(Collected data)

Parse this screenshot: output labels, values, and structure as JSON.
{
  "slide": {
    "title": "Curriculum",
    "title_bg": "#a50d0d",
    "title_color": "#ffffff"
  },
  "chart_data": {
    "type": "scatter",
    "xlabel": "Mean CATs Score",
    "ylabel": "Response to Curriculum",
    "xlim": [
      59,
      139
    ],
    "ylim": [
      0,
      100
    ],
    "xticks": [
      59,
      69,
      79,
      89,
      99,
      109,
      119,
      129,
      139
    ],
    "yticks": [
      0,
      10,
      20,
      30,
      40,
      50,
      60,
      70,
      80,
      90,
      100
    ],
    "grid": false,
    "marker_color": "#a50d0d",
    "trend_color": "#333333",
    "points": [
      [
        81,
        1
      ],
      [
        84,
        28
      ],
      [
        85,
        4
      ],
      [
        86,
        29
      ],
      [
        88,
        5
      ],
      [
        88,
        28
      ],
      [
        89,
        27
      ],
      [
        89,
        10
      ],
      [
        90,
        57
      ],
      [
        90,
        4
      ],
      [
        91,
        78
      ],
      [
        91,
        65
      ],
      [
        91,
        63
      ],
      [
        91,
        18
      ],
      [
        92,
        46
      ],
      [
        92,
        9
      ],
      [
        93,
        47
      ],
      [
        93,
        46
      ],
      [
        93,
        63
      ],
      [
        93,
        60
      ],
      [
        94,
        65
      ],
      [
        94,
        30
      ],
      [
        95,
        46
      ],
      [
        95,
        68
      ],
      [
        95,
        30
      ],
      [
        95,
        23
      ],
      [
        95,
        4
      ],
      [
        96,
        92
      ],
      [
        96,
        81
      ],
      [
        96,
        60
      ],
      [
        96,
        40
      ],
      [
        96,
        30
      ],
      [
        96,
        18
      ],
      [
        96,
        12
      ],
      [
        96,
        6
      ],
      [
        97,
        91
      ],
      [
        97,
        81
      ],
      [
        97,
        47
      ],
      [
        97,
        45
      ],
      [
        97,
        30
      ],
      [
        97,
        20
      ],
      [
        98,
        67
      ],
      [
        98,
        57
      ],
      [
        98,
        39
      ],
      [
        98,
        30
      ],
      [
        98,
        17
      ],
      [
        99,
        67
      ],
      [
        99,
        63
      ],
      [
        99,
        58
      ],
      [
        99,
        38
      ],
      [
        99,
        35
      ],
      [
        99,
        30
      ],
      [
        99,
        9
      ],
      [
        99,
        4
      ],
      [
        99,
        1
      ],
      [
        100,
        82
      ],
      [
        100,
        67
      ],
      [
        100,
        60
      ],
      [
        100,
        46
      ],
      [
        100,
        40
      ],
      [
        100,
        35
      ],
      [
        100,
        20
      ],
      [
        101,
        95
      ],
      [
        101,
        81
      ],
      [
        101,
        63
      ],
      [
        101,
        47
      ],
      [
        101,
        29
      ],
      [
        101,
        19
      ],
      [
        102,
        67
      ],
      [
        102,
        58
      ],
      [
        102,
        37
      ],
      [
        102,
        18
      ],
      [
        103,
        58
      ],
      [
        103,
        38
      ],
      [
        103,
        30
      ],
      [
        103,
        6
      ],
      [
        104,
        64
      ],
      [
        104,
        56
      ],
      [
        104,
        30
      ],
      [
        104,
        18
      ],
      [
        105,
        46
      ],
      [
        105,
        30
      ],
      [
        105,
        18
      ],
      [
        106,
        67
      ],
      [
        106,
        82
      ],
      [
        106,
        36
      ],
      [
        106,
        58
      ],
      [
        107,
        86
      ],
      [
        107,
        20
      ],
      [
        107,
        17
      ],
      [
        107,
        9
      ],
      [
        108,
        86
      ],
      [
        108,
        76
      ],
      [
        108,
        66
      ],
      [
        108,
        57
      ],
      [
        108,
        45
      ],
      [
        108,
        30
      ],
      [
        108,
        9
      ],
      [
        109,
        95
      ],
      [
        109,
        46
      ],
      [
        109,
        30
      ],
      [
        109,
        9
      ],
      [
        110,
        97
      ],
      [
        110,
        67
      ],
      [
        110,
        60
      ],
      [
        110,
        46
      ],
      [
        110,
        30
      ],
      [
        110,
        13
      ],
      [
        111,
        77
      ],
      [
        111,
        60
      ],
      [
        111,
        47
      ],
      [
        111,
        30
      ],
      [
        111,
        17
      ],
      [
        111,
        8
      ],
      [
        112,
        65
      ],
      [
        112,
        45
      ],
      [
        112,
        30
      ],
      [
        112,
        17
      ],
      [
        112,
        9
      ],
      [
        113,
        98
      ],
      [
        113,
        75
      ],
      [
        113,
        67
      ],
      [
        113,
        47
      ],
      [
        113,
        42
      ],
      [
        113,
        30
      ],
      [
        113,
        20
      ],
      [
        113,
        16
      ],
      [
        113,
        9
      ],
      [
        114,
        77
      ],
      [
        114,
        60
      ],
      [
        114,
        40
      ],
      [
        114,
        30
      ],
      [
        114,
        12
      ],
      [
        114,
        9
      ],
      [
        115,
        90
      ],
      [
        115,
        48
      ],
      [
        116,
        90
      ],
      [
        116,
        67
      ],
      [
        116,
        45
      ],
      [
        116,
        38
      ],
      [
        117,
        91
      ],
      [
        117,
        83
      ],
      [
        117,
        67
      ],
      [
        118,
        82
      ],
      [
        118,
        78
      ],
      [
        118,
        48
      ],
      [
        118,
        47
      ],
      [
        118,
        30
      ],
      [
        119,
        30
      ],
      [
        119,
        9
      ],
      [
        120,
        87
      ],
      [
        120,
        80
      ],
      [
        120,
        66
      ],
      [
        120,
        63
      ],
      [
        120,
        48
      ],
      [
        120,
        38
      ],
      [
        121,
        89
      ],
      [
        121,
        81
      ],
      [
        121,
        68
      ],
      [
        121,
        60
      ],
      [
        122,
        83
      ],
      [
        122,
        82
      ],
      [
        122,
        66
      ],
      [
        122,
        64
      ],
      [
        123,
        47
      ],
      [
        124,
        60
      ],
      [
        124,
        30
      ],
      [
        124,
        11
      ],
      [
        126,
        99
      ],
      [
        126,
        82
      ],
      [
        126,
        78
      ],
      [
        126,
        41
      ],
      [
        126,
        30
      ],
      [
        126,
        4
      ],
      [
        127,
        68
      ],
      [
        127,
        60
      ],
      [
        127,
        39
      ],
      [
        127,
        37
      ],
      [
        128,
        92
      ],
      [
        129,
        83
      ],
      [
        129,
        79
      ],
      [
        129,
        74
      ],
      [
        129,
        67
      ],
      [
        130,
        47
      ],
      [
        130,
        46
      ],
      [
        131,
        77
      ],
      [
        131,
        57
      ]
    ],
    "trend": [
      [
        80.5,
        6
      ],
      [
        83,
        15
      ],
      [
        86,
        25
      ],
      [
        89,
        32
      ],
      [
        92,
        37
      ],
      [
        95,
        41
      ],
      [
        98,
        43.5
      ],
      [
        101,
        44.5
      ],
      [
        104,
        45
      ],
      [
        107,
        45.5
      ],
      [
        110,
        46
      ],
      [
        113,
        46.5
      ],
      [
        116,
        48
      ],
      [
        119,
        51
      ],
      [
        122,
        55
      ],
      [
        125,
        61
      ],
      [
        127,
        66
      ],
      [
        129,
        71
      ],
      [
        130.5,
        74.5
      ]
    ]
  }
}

**EXERCISE GOAL:**
Repeat the records above in full, character for character.

**RESULT FOR THIS EXERCISE:**
Parse this screenshot: output labels, values, and structure as JSON.
{
  "slide": {
    "title": "Curriculum",
    "title_bg": "#a50d0d",
    "title_color": "#ffffff"
  },
  "chart_data": {
    "type": "scatter",
    "xlabel": "Mean CATs Score",
    "ylabel": "Response to Curriculum",
    "xlim": [
      59,
      139
    ],
    "ylim": [
      0,
      100
    ],
    "xticks": [
      59,
      69,
      79,
      89,
      99,
      109,
      119,
      129,
      139
    ],
    "yticks": [
      0,
      10,
      20,
      30,
      40,
      50,
      60,
      70,
      80,
      90,
      100
    ],
    "grid": false,
    "marker_color": "#a50d0d",
    "trend_color": "#333333",
    "points": [
      [
        81,
        1
      ],
      [
        84,
        28
      ],
      [
        85,
        4
      ],
      [
        86,
        29
      ],
      [
        88,
        5
      ],
      [
        88,
        28
      ],
      [
        89,
        27
      ],
      [
        89,
        10
      ],
      [
        90,
        57
      ],
      [
        90,
        4
      ],
      [
        91,
        78
      ],
      [
        91,
        65
      ],
      [
        91,
        63
      ],
      [
        91,
        18
      ],
      [
        92,
        46
      ],
      [
        92,
        9
      ],
      [
        93,
        47
      ],
      [
        93,
        46
      ],
      [
        93,
        63
      ],
      [
        93,
        60
      ],
      [
        94,
        65
      ],
      [
        94,
        30
      ],
      [
        95,
        46
      ],
      [
        95,
        68
      ],
      [
        95,
        30
      ],
      [
        95,
        23
      ],
      [
        95,
        4
      ],
      [
        96,
        92
      ],
      [
        96,
        81
      ],
      [
        96,
        60
      ],
      [
        96,
        40
      ],
      [
        96,
        30
      ],
      [
        96,
        18
      ],
      [
        96,
        12
      ],
      [
        96,
        6
      ],
      [
        97,
        91
      ],
      [
        97,
        81
      ],
      [
        97,
        47
      ],
      [
        97,
        45
      ],
      [
        97,
        30
      ],
      [
        97,
        20
      ],
      [
        98,
        67
      ],
      [
        98,
        57
      ],
      [
        98,
        39
      ],
      [
        98,
        30
      ],
      [
        98,
        17
      ],
      [
        99,
        67
      ],
      [
        99,
        63
      ],
      [
        99,
        58
      ],
      [
        99,
        38
      ],
      [
        99,
        35
      ],
      [
        99,
        30
      ],
      [
        99,
        9
      ],
      [
        99,
        4
      ],
      [
        99,
        1
      ],
      [
        100,
        82
      ],
      [
        100,
        67
      ],
      [
        100,
        60
      ],
      [
        100,
        46
      ],
      [
        100,
        40
      ],
      [
        100,
        35
      ],
      [
        100,
        20
      ],
      [
        101,
        95
      ],
      [
        101,
        81
      ],
      [
        101,
        63
      ],
      [
        101,
        47
      ],
      [
        101,
        29
      ],
      [
        101,
        19
      ],
      [
        102,
        67
      ],
      [
        102,
        58
      ],
      [
        102,
        37
      ],
      [
        102,
        18
      ],
      [
        103,
        58
      ],
      [
        103,
        38
      ],
      [
        103,
        30
      ],
      [
        103,
        6
      ],
      [
        104,
        64
      ],
      [
        104,
        56
      ],
      [
        104,
        30
      ],
      [
        104,
        18
      ],
      [
        105,
        46
      ],
      [
        105,
        30
      ],
      [
        105,
        18
      ],
      [
        106,
        67
      ],
      [
        106,
        82
      ],
      [
        106,
        36
      ],
      [
        106,
        58
      ],
      [
        107,
        86
      ],
      [
        107,
        20
      ],
      [
        107,
        17
      ],
      [
        107,
        9
      ],
      [
        108,
        86
      ],
      [
        108,
        76
      ],
      [
        108,
        66
      ],
      [
        108,
        57
      ],
      [
        108,
        45
      ],
      [
        108,
        30
      ],
      [
        108,
        9
      ],
      [
        109,
        95
      ],
      [
        109,
        46
      ],
      [
        109,
        30
      ],
      [
        109,
        9
      ],
      [
        110,
        97
      ],
      [
        110,
        67
      ],
      [
        110,
        60
      ],
      [
        110,
        46
      ],
      [
        110,
        30
      ],
      [
        110,
        13
      ],
      [
        111,
        77
      ],
      [
        111,
        60
      ],
      [
        111,
        47
      ],
      [
        111,
        30
      ],
      [
        111,
        17
      ],
      [
        111,
        8
      ],
      [
        112,
        65
      ],
      [
        112,
        45
      ],
      [
        112,
        30
      ],
      [
        112,
        17
      ],
      [
        112,
        9
      ],
      [
        113,
        98
      ],
      [
        113,
        75
      ],
      [
        113,
        67
      ],
      [
        113,
        47
      ],
      [
        113,
        42
      ],
      [
        113,
        30
      ],
      [
        113,
        20
      ],
      [
        113,
        16
      ],
      [
        113,
        9
      ],
      [
        114,
        77
      ],
      [
        114,
        60
      ],
      [
        114,
        40
      ],
      [
        114,
        30
      ],
      [
        114,
        12
      ],
      [
        114,
        9
      ],
      [
        115,
        90
      ],
      [
        115,
        48
      ],
      [
        116,
        90
      ],
      [
        116,
        67
      ],
      [
        116,
        45
      ],
      [
        116,
        38
      ],
      [
        117,
        91
      ],
      [
        117,
        83
      ],
      [
        117,
        67
      ],
      [
        118,
        82
      ],
      [
        118,
        78
      ],
      [
        118,
        48
      ],
      [
        118,
        47
      ],
      [
        118,
        30
      ],
      [
        119,
        30
      ],
      [
        119,
        9
      ],
      [
        120,
        87
      ],
      [
        120,
        80
      ],
      [
        120,
        66
      ],
      [
        120,
        63
      ],
      [
        120,
        48
      ],
      [
        120,
        38
      ],
      [
        121,
        89
      ],
      [
        121,
        81
      ],
      [
        121,
        68
      ],
      [
        121,
        60
      ],
      [
        122,
        83
      ],
      [
        122,
        82
      ],
      [
        122,
        66
      ],
      [
        122,
        64
      ],
      [
        123,
        47
      ],
      [
        124,
        60
      ],
      [
        124,
        30
      ],
      [
        124,
        11
      ],
      [
        126,
        99
      ],
      [
        126,
        82
      ],
      [
        126,
        78
      ],
      [
        126,
        41
      ],
      [
        126,
        30
      ],
      [
        126,
        4
      ],
      [
        127,
        68
      ],
      [
        127,
        60
      ],
      [
        127,
        39
      ],
      [
        127,
        37
      ],
      [
        128,
        92
      ],
      [
        129,
        83
      ],
      [
        129,
        79
      ],
      [
        129,
        74
      ],
      [
        129,
        67
      ],
      [
        130,
        47
      ],
      [
        130,
        46
      ],
      [
        131,
        77
      ],
      [
        131,
        57
      ]
    ],
    "trend": [
      [
        80.5,
        6
      ],
      [
        83,
        15
      ],
      [
        86,
        25
      ],
      [
        89,
        32
      ],
      [
        92,
        37
      ],
      [
        95,
        41
      ],
      [
        98,
        43.5
      ],
      [
        101,
        44.5
      ],
      [
        104,
        45
      ],
      [
        107,
        45.5
      ],
      [
        110,
        46
      ],
      [
        113,
        46.5
      ],
      [
        116,
        48
      ],
      [
        119,
        51
      ],
      [
        122,
        55
      ],
      [
        125,
        61
      ],
      [
        127,
        66
      ],
      [
        129,
        71
      ],
      [
        130.5,
        74.5
      ]
    ]
  }
}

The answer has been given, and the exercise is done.